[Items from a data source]
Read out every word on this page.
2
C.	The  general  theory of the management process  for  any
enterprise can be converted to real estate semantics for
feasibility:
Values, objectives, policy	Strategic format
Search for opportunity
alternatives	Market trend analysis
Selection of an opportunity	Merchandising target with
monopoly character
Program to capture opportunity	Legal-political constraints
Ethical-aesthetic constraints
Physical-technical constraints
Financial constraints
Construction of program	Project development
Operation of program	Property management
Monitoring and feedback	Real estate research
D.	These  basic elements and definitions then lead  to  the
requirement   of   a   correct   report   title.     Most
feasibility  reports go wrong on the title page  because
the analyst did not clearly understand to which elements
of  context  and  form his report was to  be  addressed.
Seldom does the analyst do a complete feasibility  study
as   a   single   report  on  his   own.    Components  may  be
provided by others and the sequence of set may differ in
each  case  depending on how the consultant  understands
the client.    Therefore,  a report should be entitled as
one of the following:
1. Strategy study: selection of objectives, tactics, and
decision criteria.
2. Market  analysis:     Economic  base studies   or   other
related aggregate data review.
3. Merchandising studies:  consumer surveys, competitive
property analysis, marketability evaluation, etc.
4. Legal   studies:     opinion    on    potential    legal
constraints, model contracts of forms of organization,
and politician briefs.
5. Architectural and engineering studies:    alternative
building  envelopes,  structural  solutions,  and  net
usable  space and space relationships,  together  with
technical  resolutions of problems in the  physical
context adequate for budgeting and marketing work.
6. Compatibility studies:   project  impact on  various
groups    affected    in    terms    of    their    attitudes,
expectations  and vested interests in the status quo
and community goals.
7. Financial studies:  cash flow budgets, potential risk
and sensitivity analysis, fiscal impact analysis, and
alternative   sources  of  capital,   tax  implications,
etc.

:: WRITTEN PROBLEM ::
Go through the listing above and list every line that has the word "context".

:: SOLVED PROBLEM ::
of  context  and  form his report was to  be  addressed.
context adequate for budgeting and marketing work.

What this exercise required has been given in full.